## AVAILABLE DATA
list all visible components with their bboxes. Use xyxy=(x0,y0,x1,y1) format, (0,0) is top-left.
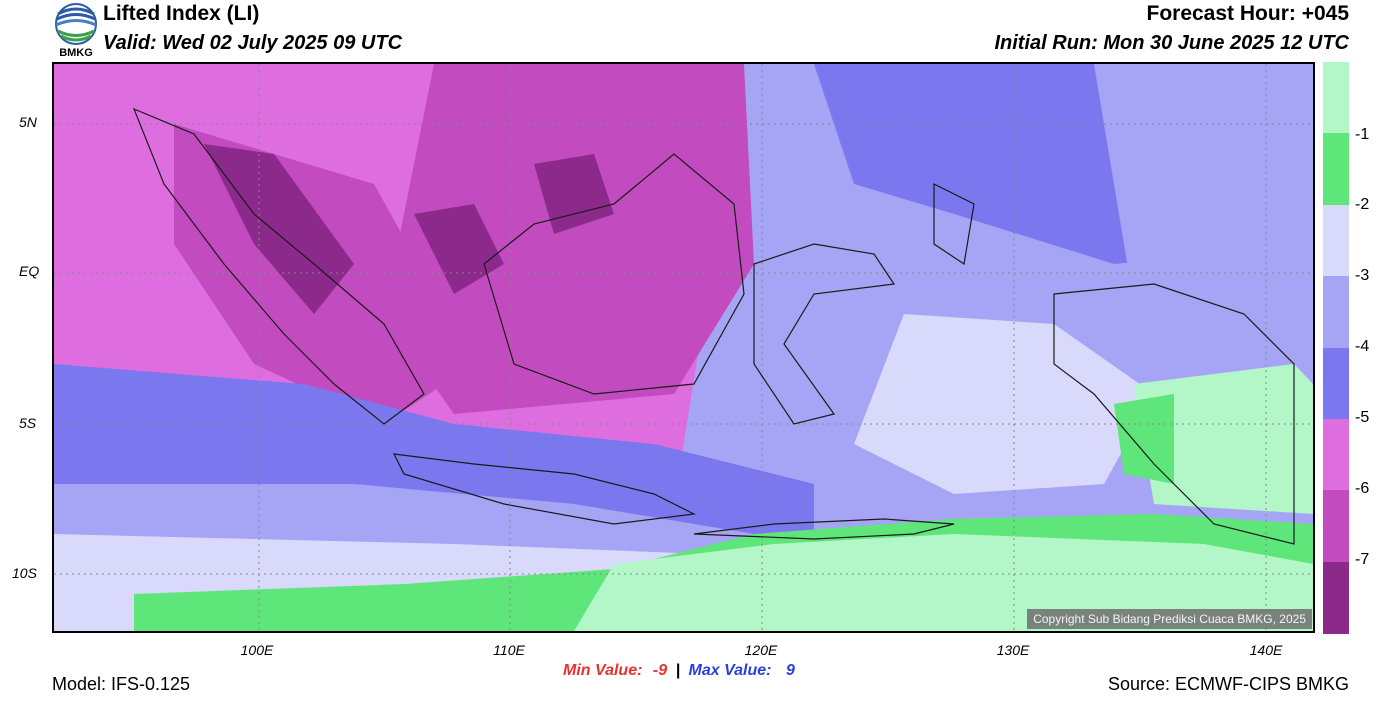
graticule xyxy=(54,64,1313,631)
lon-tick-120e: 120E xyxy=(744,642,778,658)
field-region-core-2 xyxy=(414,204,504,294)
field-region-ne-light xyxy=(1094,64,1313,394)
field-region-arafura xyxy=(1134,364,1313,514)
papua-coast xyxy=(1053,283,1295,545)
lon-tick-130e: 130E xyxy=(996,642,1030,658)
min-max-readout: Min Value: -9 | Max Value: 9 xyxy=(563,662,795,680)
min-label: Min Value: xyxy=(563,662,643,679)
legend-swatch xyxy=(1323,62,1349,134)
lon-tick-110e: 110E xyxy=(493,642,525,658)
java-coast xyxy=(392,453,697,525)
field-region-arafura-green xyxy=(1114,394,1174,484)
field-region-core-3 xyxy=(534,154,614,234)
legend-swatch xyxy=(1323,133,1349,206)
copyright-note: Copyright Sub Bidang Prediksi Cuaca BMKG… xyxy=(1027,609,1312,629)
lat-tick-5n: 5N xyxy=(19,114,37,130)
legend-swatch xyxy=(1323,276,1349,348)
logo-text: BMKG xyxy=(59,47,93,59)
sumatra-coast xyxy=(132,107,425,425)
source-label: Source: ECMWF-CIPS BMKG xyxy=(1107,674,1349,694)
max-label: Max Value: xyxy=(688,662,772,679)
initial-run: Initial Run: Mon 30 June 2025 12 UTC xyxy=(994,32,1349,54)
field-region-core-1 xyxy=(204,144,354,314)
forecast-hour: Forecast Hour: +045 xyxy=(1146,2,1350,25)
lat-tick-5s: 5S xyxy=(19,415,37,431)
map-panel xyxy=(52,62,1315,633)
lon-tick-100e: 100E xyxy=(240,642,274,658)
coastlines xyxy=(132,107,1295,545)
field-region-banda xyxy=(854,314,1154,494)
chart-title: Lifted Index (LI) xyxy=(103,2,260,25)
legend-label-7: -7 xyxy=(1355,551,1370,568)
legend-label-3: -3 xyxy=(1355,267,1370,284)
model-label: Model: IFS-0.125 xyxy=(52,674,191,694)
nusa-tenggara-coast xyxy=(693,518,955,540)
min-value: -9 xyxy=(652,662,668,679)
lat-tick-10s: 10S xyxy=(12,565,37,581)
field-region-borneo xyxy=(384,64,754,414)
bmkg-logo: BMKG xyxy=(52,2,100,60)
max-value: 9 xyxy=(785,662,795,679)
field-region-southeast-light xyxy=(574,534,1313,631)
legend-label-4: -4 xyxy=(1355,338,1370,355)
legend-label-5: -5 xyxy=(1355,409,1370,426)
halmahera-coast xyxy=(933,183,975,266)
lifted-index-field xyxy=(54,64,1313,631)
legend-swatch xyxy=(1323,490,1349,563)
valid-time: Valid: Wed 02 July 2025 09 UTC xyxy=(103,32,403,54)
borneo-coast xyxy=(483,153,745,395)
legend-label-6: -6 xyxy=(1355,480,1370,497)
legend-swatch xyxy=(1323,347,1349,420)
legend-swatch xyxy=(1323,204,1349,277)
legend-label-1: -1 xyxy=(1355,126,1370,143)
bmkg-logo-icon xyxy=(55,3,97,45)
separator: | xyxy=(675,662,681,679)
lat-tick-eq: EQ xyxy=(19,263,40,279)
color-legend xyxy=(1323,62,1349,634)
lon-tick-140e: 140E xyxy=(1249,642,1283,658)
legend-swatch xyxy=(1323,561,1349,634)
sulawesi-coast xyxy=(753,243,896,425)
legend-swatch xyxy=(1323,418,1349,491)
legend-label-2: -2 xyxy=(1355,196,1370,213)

## TASK DETAILS
Reproduce every line of the item above verbatim, omitting any pictures from your answer.

## THE REPLY
list all visible components with their bboxes. Use xyxy=(x0,y0,x1,y1) format, (0,0) is top-left.
graticule xyxy=(54,64,1313,631)
lon-tick-120e: 120E xyxy=(744,642,778,658)
field-region-core-2 xyxy=(414,204,504,294)
field-region-ne-light xyxy=(1094,64,1313,394)
field-region-arafura xyxy=(1134,364,1313,514)
papua-coast xyxy=(1053,283,1295,545)
lon-tick-130e: 130E xyxy=(996,642,1030,658)
min-max-readout: Min Value: -9 | Max Value: 9 xyxy=(563,662,795,680)
min-label: Min Value: xyxy=(563,662,643,679)
legend-swatch xyxy=(1323,62,1349,134)
lon-tick-110e: 110E xyxy=(493,642,525,658)
java-coast xyxy=(392,453,697,525)
field-region-arafura-green xyxy=(1114,394,1174,484)
field-region-core-3 xyxy=(534,154,614,234)
legend-swatch xyxy=(1323,133,1349,206)
copyright-note: Copyright Sub Bidang Prediksi Cuaca BMKG… xyxy=(1027,609,1312,629)
lat-tick-5n: 5N xyxy=(19,114,37,130)
legend-swatch xyxy=(1323,276,1349,348)
logo-text: BMKG xyxy=(59,47,93,59)
sumatra-coast xyxy=(132,107,425,425)
source-label: Source: ECMWF-CIPS BMKG xyxy=(1107,674,1349,694)
max-label: Max Value: xyxy=(688,662,772,679)
initial-run: Initial Run: Mon 30 June 2025 12 UTC xyxy=(994,32,1349,54)
field-region-core-1 xyxy=(204,144,354,314)
forecast-hour: Forecast Hour: +045 xyxy=(1146,2,1350,25)
lat-tick-5s: 5S xyxy=(19,415,37,431)
map-panel xyxy=(52,62,1315,633)
lon-tick-100e: 100E xyxy=(240,642,274,658)
coastlines xyxy=(132,107,1295,545)
field-region-banda xyxy=(854,314,1154,494)
chart-title: Lifted Index (LI) xyxy=(103,2,260,25)
legend-label-7: -7 xyxy=(1355,551,1370,568)
legend-label-3: -3 xyxy=(1355,267,1370,284)
model-label: Model: IFS-0.125 xyxy=(52,674,191,694)
nusa-tenggara-coast xyxy=(693,518,955,540)
min-value: -9 xyxy=(652,662,668,679)
lat-tick-10s: 10S xyxy=(12,565,37,581)
field-region-borneo xyxy=(384,64,754,414)
bmkg-logo: BMKG xyxy=(52,2,100,60)
max-value: 9 xyxy=(785,662,795,679)
field-region-southeast-light xyxy=(574,534,1313,631)
legend-label-4: -4 xyxy=(1355,338,1370,355)
legend-label-5: -5 xyxy=(1355,409,1370,426)
halmahera-coast xyxy=(933,183,975,266)
lifted-index-field xyxy=(54,64,1313,631)
legend-swatch xyxy=(1323,490,1349,563)
valid-time: Valid: Wed 02 July 2025 09 UTC xyxy=(103,32,403,54)
borneo-coast xyxy=(483,153,745,395)
legend-label-6: -6 xyxy=(1355,480,1370,497)
legend-swatch xyxy=(1323,347,1349,420)
legend-swatch xyxy=(1323,204,1349,277)
legend-label-1: -1 xyxy=(1355,126,1370,143)
bmkg-logo-icon xyxy=(55,3,97,45)
separator: | xyxy=(675,662,681,679)
lat-tick-eq: EQ xyxy=(19,263,40,279)
color-legend xyxy=(1323,62,1349,634)
lon-tick-140e: 140E xyxy=(1249,642,1283,658)
legend-swatch xyxy=(1323,561,1349,634)
sulawesi-coast xyxy=(753,243,896,425)
legend-swatch xyxy=(1323,418,1349,491)
legend-label-2: -2 xyxy=(1355,196,1370,213)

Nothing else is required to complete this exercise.